▸ **PROBLEM DETAILS**: Copy every line of the records below that holds the word "Kertas".

**** RECORDS TO USE ****

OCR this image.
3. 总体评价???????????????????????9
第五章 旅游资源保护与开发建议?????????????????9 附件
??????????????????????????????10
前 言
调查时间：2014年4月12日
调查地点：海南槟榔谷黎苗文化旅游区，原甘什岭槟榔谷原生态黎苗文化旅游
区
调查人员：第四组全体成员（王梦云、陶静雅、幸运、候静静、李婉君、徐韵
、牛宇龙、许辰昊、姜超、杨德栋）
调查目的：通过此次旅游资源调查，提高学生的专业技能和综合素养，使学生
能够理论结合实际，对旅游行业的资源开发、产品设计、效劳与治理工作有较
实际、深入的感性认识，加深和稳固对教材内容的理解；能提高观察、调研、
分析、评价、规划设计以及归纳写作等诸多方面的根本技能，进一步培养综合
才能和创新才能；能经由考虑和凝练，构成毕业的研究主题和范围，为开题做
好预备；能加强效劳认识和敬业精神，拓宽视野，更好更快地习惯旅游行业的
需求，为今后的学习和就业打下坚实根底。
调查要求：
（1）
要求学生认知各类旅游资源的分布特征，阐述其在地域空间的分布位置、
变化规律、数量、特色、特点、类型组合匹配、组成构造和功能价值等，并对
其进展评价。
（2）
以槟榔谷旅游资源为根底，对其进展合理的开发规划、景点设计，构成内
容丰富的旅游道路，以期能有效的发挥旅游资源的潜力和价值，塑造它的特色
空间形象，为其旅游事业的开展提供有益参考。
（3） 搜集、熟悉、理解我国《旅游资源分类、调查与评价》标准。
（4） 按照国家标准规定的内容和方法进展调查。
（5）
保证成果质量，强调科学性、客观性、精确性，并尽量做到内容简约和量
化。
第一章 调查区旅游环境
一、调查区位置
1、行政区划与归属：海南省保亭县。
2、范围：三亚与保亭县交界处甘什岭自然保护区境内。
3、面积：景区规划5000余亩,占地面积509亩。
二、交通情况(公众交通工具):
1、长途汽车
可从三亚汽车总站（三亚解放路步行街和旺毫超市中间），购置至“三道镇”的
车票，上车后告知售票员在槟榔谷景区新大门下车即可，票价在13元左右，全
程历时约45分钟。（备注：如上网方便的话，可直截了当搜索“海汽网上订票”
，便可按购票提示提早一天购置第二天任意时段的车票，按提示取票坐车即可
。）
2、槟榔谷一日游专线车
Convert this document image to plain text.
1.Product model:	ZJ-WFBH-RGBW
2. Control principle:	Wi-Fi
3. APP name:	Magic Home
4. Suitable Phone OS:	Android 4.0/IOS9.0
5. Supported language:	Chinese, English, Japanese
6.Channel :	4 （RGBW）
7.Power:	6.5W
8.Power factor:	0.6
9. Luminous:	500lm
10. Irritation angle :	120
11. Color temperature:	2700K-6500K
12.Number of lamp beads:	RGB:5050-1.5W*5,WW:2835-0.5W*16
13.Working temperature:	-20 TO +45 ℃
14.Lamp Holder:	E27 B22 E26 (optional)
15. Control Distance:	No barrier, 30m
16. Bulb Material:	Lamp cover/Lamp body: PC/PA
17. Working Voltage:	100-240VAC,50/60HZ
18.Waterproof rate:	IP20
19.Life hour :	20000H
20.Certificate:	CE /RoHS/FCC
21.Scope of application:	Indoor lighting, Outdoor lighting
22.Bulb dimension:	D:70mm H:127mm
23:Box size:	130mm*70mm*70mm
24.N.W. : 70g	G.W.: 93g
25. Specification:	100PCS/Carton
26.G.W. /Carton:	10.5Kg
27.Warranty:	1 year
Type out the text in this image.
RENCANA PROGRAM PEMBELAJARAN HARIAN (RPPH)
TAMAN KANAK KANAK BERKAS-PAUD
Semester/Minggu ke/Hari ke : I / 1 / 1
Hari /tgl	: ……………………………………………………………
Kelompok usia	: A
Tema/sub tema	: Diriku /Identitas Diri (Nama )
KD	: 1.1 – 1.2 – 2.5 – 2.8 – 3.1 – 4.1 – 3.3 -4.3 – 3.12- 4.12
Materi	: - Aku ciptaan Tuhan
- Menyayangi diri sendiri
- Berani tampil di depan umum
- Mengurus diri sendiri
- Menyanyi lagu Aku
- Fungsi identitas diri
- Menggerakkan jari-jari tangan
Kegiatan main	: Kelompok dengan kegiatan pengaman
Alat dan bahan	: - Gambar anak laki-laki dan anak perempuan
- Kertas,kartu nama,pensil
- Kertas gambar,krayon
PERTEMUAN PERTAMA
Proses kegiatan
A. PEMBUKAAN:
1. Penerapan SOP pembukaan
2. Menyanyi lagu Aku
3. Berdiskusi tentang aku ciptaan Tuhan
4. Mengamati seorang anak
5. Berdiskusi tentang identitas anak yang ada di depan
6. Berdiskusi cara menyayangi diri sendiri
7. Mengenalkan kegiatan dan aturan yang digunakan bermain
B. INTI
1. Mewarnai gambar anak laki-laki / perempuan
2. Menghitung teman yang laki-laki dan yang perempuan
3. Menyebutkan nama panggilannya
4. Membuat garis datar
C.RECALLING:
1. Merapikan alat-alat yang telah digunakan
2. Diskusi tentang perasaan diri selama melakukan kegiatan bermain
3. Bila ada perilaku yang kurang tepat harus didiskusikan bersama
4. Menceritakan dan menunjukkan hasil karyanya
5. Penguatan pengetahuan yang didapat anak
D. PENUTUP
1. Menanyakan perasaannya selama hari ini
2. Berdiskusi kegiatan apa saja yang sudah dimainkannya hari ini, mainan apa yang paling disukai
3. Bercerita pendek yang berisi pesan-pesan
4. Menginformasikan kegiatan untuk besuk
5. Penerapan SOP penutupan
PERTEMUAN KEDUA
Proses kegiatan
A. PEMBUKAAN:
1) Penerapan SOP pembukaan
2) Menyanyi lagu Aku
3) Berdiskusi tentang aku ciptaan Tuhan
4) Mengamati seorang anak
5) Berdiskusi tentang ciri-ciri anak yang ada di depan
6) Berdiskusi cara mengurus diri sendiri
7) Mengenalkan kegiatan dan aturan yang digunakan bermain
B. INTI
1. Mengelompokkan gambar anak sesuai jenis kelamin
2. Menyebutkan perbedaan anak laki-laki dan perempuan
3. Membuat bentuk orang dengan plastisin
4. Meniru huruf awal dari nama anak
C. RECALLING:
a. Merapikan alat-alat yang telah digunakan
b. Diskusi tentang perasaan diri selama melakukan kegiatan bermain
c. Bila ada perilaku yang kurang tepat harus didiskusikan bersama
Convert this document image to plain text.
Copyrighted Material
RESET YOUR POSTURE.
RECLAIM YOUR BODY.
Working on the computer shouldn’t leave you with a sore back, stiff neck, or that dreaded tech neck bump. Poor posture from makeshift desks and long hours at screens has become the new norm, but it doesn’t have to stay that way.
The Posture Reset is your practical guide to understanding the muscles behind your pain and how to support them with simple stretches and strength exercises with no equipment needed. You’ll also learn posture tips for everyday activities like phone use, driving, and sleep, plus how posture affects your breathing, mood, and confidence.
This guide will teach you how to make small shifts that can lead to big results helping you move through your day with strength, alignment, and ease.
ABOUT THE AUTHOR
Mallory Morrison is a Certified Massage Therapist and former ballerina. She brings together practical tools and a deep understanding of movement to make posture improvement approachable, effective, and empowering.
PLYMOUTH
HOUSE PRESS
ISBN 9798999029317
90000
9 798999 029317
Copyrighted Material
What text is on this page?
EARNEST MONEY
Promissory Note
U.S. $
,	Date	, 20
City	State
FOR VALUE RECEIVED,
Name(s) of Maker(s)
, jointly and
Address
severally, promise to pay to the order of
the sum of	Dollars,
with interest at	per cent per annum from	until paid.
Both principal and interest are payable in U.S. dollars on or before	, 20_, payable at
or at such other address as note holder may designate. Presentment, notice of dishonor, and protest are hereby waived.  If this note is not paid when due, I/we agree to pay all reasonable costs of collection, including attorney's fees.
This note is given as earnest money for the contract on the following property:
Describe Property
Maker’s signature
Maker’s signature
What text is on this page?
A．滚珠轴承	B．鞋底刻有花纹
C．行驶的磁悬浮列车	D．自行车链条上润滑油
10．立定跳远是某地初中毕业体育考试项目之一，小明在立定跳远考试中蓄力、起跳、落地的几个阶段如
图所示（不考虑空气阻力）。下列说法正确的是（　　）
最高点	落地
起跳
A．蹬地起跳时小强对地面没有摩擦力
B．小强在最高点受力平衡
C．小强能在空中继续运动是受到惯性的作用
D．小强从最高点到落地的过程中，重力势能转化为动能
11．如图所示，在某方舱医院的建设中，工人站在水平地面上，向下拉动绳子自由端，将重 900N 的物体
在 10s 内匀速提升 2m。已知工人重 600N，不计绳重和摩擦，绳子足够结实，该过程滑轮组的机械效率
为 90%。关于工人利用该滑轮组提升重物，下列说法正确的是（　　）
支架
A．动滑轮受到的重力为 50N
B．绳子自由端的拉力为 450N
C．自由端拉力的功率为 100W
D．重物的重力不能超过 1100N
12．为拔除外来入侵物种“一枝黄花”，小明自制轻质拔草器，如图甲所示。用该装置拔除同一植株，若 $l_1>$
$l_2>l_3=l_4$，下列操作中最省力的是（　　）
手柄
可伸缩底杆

****

▸ **OUTPUT BELOW**:
- Kertas,kartu nama,pensil
- Kertas gambar,krayon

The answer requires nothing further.